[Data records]
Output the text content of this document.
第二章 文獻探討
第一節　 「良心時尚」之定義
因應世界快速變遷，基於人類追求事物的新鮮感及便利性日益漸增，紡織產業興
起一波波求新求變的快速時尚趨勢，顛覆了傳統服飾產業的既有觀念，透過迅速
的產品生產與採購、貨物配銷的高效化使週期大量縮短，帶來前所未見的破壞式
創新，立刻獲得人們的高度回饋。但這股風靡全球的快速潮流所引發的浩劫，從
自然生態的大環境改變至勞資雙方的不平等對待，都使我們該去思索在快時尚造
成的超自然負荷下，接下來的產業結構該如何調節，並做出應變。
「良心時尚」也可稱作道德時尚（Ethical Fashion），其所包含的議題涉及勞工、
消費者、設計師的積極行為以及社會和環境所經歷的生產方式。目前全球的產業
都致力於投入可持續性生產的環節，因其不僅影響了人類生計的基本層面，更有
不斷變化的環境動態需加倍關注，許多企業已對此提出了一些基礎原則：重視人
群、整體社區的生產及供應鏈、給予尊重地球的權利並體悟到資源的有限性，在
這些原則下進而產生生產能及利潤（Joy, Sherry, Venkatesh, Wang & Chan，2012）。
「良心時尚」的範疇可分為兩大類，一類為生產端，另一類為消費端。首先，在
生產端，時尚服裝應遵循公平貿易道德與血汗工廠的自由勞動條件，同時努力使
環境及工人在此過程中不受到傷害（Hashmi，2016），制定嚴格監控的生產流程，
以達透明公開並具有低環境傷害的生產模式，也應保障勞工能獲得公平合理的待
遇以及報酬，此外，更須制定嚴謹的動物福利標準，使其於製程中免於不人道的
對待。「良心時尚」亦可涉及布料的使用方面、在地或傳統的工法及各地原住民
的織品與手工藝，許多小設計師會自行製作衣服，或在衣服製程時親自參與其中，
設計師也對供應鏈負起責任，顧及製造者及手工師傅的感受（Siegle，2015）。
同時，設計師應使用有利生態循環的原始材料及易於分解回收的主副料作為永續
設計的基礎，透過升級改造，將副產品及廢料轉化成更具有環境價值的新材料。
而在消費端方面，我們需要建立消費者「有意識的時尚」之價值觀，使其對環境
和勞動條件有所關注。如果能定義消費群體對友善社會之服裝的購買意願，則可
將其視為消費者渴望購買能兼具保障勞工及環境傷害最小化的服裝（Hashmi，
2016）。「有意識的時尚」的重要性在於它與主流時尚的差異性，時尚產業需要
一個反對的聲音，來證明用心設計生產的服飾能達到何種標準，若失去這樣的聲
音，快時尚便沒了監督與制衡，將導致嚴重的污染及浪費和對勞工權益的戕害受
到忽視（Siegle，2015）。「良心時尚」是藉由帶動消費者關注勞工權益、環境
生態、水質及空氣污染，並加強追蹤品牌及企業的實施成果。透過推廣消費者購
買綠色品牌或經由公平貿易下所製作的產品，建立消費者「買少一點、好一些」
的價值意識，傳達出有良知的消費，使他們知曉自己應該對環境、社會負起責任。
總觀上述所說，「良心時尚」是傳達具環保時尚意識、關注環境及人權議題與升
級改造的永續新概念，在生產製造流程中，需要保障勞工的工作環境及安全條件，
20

== GIVEN INSTRUCTION ==
Return what is listed above, exactly and completely.

== IN RESPONSE ==
Output the text content of this document.
第二章 文獻探討
第一節　 「良心時尚」之定義
因應世界快速變遷，基於人類追求事物的新鮮感及便利性日益漸增，紡織產業興
起一波波求新求變的快速時尚趨勢，顛覆了傳統服飾產業的既有觀念，透過迅速
的產品生產與採購、貨物配銷的高效化使週期大量縮短，帶來前所未見的破壞式
創新，立刻獲得人們的高度回饋。但這股風靡全球的快速潮流所引發的浩劫，從
自然生態的大環境改變至勞資雙方的不平等對待，都使我們該去思索在快時尚造
成的超自然負荷下，接下來的產業結構該如何調節，並做出應變。
「良心時尚」也可稱作道德時尚（Ethical Fashion），其所包含的議題涉及勞工、
消費者、設計師的積極行為以及社會和環境所經歷的生產方式。目前全球的產業
都致力於投入可持續性生產的環節，因其不僅影響了人類生計的基本層面，更有
不斷變化的環境動態需加倍關注，許多企業已對此提出了一些基礎原則：重視人
群、整體社區的生產及供應鏈、給予尊重地球的權利並體悟到資源的有限性，在
這些原則下進而產生生產能及利潤（Joy, Sherry, Venkatesh, Wang & Chan，2012）。
「良心時尚」的範疇可分為兩大類，一類為生產端，另一類為消費端。首先，在
生產端，時尚服裝應遵循公平貿易道德與血汗工廠的自由勞動條件，同時努力使
環境及工人在此過程中不受到傷害（Hashmi，2016），制定嚴格監控的生產流程，
以達透明公開並具有低環境傷害的生產模式，也應保障勞工能獲得公平合理的待
遇以及報酬，此外，更須制定嚴謹的動物福利標準，使其於製程中免於不人道的
對待。「良心時尚」亦可涉及布料的使用方面、在地或傳統的工法及各地原住民
的織品與手工藝，許多小設計師會自行製作衣服，或在衣服製程時親自參與其中，
設計師也對供應鏈負起責任，顧及製造者及手工師傅的感受（Siegle，2015）。
同時，設計師應使用有利生態循環的原始材料及易於分解回收的主副料作為永續
設計的基礎，透過升級改造，將副產品及廢料轉化成更具有環境價值的新材料。
而在消費端方面，我們需要建立消費者「有意識的時尚」之價值觀，使其對環境
和勞動條件有所關注。如果能定義消費群體對友善社會之服裝的購買意願，則可
將其視為消費者渴望購買能兼具保障勞工及環境傷害最小化的服裝（Hashmi，
2016）。「有意識的時尚」的重要性在於它與主流時尚的差異性，時尚產業需要
一個反對的聲音，來證明用心設計生產的服飾能達到何種標準，若失去這樣的聲
音，快時尚便沒了監督與制衡，將導致嚴重的污染及浪費和對勞工權益的戕害受
到忽視（Siegle，2015）。「良心時尚」是藉由帶動消費者關注勞工權益、環境
生態、水質及空氣污染，並加強追蹤品牌及企業的實施成果。透過推廣消費者購
買綠色品牌或經由公平貿易下所製作的產品，建立消費者「買少一點、好一些」
的價值意識，傳達出有良知的消費，使他們知曉自己應該對環境、社會負起責任。
總觀上述所說，「良心時尚」是傳達具環保時尚意識、關注環境及人權議題與升
級改造的永續新概念，在生產製造流程中，需要保障勞工的工作環境及安全條件，
20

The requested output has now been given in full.